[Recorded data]
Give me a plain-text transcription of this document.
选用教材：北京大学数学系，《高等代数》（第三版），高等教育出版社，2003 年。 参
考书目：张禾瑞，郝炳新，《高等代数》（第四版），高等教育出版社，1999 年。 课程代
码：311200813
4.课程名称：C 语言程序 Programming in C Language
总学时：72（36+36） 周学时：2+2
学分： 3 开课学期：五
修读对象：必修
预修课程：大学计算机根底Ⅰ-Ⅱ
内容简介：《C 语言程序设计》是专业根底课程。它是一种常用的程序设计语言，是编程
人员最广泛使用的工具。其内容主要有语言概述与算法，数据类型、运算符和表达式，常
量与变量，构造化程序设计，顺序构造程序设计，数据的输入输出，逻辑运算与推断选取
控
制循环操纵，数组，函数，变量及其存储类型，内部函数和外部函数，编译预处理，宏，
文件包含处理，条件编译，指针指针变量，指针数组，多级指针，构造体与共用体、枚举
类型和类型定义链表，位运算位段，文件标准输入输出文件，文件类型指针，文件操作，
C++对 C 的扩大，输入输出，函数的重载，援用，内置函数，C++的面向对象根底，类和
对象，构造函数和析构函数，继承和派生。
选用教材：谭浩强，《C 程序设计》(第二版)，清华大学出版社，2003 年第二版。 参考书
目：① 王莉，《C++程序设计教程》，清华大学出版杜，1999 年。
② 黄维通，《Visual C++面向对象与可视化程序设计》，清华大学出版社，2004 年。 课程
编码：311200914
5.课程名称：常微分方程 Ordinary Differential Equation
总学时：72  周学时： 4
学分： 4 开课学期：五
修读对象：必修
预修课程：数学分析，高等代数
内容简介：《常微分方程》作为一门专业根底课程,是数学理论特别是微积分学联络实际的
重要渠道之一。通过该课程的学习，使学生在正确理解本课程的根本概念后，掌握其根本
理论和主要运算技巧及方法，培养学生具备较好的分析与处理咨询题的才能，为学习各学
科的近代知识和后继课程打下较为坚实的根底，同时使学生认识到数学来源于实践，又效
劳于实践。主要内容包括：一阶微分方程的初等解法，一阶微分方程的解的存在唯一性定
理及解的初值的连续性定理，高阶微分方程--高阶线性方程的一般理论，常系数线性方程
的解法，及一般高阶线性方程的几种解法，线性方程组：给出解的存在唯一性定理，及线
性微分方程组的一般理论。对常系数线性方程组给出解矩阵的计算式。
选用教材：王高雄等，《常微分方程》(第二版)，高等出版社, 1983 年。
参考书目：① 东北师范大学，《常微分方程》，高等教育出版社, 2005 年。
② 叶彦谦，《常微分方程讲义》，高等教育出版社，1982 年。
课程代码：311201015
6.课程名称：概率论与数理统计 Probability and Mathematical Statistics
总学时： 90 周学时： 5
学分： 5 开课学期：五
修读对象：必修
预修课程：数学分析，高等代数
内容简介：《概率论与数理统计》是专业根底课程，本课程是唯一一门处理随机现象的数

> _WORK REQUIRED_
Go through the entries and repeat each one exactly.

> _FINAL ANSWER_
Give me a plain-text transcription of this document.
选用教材：北京大学数学系，《高等代数》（第三版），高等教育出版社，2003 年。 参
考书目：张禾瑞，郝炳新，《高等代数》（第四版），高等教育出版社，1999 年。 课程代
码：311200813
4.课程名称：C 语言程序 Programming in C Language
总学时：72（36+36） 周学时：2+2
学分： 3 开课学期：五
修读对象：必修
预修课程：大学计算机根底Ⅰ-Ⅱ
内容简介：《C 语言程序设计》是专业根底课程。它是一种常用的程序设计语言，是编程
人员最广泛使用的工具。其内容主要有语言概述与算法，数据类型、运算符和表达式，常
量与变量，构造化程序设计，顺序构造程序设计，数据的输入输出，逻辑运算与推断选取
控
制循环操纵，数组，函数，变量及其存储类型，内部函数和外部函数，编译预处理，宏，
文件包含处理，条件编译，指针指针变量，指针数组，多级指针，构造体与共用体、枚举
类型和类型定义链表，位运算位段，文件标准输入输出文件，文件类型指针，文件操作，
C++对 C 的扩大，输入输出，函数的重载，援用，内置函数，C++的面向对象根底，类和
对象，构造函数和析构函数，继承和派生。
选用教材：谭浩强，《C 程序设计》(第二版)，清华大学出版社，2003 年第二版。 参考书
目：① 王莉，《C++程序设计教程》，清华大学出版杜，1999 年。
② 黄维通，《Visual C++面向对象与可视化程序设计》，清华大学出版社，2004 年。 课程
编码：311200914
5.课程名称：常微分方程 Ordinary Differential Equation
总学时：72  周学时： 4
学分： 4 开课学期：五
修读对象：必修
预修课程：数学分析，高等代数
内容简介：《常微分方程》作为一门专业根底课程,是数学理论特别是微积分学联络实际的
重要渠道之一。通过该课程的学习，使学生在正确理解本课程的根本概念后，掌握其根本
理论和主要运算技巧及方法，培养学生具备较好的分析与处理咨询题的才能，为学习各学
科的近代知识和后继课程打下较为坚实的根底，同时使学生认识到数学来源于实践，又效
劳于实践。主要内容包括：一阶微分方程的初等解法，一阶微分方程的解的存在唯一性定
理及解的初值的连续性定理，高阶微分方程--高阶线性方程的一般理论，常系数线性方程
的解法，及一般高阶线性方程的几种解法，线性方程组：给出解的存在唯一性定理，及线
性微分方程组的一般理论。对常系数线性方程组给出解矩阵的计算式。
选用教材：王高雄等，《常微分方程》(第二版)，高等出版社, 1983 年。
参考书目：① 东北师范大学，《常微分方程》，高等教育出版社, 2005 年。
② 叶彦谦，《常微分方程讲义》，高等教育出版社，1982 年。
课程代码：311201015
6.课程名称：概率论与数理统计 Probability and Mathematical Statistics
总学时： 90 周学时： 5
学分： 5 开课学期：五
修读对象：必修
预修课程：数学分析，高等代数
内容简介：《概率论与数理统计》是专业根底课程，本课程是唯一一门处理随机现象的数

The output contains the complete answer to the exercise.